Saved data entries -
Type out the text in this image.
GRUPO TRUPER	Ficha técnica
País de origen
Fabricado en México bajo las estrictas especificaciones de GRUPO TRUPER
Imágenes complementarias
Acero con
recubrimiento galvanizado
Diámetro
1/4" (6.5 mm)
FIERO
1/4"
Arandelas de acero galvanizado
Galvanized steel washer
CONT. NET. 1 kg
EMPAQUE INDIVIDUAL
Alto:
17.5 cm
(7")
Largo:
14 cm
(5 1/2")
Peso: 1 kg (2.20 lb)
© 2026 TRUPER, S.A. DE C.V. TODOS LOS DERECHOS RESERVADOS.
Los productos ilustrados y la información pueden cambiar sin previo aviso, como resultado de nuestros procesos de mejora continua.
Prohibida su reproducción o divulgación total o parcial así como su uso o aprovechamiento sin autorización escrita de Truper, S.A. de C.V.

Description of the task -
Which lines above contain "GRUPO"? Show each of them.

Output -
GRUPO TRUPER	Ficha técnica
Fabricado en México bajo las estrictas especificaciones de GRUPO TRUPER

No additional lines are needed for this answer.